**Goal:** Please list the username of every person who posted in the Honda tractor forum thread below.
───── Text extract ─────
# Thanks kau



## BelarusBulldog (Feb 19, 2011)

Just wanted to thank kau for adding Honda to this section. I have had real good luck with my HT4213. Anyone else own a Honda?Bye


----------



## Hoodoo Valley (Nov 14, 2006)

If I could find one.................Yes!


----------



## wjjones (May 28, 2010)

Thats a nice looking tractor..what does one of those cost??


----------



## rsmith335 (Jun 2, 2010)

I have a Honda 94 CR 250 it has a cutting with of 5 inches, takes a long time to mow with, but is a hoot to ride


----------



## dangeroustoys56 (Jul 26, 2010)

I almost bot two of them for $200 - only problem was it said one was for parts and both needed starters- unfortunately my financial advisor told me " NO" - im sure they went quick.


----------



## markie1969 (Apr 6, 2011)

Hello Guys, I have a 4518 and a 4514. I have several parts for the 4514 mowers, Decks and a good engine $450. I also re line the PTO clutch surfaces on these so if you need one done please email me at [email protected] .I have a 38" deck $350 and a 48" deck $450


----------



## cubota (Mar 23, 2012)

It looks pretty cool!


----------



## dmac601 (Apr 1, 2012)

*Honda Tractors*

I'm new to this site. Seems to be a great one! I have not seen it all yet. The first thing I check out is the Honda section. Kinda not a very popular tractor.
I currently own three. I have owned as many as six. The machines I currently own are a HT3813 with a snow thrower, and 2 H4514H's w/ 42" decks. In my opinion these tractors are the best out there. Unbelieveably quiet. It is too bad Honda decided not to sell them here in the states anymore. I'm looking for more.


----------
───── Data listing ─────
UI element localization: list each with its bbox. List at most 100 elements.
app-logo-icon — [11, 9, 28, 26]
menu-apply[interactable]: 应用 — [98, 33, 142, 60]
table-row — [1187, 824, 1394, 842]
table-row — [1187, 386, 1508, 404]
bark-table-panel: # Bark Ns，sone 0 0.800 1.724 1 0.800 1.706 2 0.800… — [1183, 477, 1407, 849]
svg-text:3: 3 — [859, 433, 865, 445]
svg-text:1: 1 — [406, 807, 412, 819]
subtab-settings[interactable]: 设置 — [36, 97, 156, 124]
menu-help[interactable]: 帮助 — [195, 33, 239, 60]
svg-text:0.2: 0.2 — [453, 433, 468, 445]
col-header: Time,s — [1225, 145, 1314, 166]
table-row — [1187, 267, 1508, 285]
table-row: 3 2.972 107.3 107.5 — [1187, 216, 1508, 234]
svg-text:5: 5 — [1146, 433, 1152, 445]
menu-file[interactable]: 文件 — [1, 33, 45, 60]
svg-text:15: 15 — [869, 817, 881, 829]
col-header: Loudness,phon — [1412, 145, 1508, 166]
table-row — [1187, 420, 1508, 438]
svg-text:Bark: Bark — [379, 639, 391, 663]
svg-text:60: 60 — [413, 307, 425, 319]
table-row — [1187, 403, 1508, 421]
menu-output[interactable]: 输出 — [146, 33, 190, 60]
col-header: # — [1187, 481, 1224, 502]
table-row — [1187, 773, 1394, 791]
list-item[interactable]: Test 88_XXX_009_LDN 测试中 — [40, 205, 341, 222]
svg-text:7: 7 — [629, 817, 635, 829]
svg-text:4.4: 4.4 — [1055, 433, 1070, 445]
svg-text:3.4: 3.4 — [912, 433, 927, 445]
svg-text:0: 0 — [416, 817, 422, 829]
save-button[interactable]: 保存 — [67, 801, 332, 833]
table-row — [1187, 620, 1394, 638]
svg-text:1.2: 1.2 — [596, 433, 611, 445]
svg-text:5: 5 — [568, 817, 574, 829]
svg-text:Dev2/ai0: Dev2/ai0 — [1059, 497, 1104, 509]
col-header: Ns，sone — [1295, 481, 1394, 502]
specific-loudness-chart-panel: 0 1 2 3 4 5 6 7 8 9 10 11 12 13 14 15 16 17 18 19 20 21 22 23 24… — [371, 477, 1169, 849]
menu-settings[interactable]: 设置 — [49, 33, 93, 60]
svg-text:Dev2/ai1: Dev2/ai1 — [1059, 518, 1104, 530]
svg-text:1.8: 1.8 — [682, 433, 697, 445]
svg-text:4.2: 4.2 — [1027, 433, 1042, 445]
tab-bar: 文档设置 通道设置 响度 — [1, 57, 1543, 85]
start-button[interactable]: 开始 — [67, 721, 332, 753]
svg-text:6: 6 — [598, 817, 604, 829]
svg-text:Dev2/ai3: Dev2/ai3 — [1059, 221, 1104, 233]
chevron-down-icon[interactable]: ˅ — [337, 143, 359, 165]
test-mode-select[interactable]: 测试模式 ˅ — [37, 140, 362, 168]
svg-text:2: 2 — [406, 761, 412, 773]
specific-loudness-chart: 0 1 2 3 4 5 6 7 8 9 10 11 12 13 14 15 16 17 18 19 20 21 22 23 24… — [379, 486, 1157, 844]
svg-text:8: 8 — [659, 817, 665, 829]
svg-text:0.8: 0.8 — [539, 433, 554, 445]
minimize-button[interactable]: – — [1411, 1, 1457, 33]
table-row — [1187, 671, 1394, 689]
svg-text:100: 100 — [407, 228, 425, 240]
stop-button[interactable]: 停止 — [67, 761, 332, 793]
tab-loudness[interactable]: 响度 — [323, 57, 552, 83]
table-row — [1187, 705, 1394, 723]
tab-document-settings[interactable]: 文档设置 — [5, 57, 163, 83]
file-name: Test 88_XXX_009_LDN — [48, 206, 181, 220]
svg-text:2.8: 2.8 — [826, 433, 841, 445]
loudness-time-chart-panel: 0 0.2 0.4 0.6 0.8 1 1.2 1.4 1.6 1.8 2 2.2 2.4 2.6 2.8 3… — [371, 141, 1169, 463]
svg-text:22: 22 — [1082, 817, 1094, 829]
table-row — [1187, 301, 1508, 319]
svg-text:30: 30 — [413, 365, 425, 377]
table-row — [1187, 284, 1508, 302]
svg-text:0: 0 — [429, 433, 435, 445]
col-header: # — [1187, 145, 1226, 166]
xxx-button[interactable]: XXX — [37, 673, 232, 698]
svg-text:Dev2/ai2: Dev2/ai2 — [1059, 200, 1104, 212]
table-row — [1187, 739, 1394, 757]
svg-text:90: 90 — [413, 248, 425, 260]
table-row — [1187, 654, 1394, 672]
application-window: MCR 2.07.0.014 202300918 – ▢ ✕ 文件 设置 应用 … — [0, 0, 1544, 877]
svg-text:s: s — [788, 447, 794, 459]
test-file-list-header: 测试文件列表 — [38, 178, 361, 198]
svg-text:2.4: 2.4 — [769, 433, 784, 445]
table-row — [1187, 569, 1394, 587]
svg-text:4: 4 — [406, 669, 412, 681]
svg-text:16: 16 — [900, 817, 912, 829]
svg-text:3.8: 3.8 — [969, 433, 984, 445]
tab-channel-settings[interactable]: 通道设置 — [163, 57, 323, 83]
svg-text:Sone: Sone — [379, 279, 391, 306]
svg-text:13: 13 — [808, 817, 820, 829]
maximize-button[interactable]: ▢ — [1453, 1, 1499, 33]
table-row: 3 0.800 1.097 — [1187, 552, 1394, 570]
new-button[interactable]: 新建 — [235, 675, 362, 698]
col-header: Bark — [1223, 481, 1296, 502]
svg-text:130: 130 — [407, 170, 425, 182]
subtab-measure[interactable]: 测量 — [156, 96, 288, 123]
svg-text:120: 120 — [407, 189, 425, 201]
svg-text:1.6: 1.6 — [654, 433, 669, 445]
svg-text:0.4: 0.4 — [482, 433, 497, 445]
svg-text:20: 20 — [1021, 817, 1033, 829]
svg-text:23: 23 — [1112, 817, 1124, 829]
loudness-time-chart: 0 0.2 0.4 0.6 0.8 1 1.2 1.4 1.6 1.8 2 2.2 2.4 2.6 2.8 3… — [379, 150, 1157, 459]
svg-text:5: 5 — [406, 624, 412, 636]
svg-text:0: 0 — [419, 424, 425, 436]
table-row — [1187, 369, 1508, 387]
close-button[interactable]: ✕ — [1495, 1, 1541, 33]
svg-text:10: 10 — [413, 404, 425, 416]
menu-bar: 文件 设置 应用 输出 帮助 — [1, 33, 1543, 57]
─────
**Final result:**
BelarusBulldog
Hoodoo Valley
wjjones
rsmith335
dangeroustoys56
markie1969
cubota
dmac601